***** DATASET *****

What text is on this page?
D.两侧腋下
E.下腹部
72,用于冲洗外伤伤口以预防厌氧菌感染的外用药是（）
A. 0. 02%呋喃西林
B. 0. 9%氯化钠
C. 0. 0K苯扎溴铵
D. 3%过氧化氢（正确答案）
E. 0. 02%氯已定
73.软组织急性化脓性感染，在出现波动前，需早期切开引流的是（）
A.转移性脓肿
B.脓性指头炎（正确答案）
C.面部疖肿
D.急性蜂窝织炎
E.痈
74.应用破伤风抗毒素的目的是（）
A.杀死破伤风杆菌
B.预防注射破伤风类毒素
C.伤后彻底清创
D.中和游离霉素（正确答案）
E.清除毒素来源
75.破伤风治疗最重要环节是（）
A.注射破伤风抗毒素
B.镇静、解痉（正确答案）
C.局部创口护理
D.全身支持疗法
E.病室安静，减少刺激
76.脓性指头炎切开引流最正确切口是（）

*****

**SET EXERCISE**
Pick out all lines from the data above in which the word "正确答案" appears.

**TASK RESPONSE**
D. 3%过氧化氢（正确答案）
B.脓性指头炎（正确答案）
D.中和游离霉素（正确答案）
B.镇静、解痉（正确答案）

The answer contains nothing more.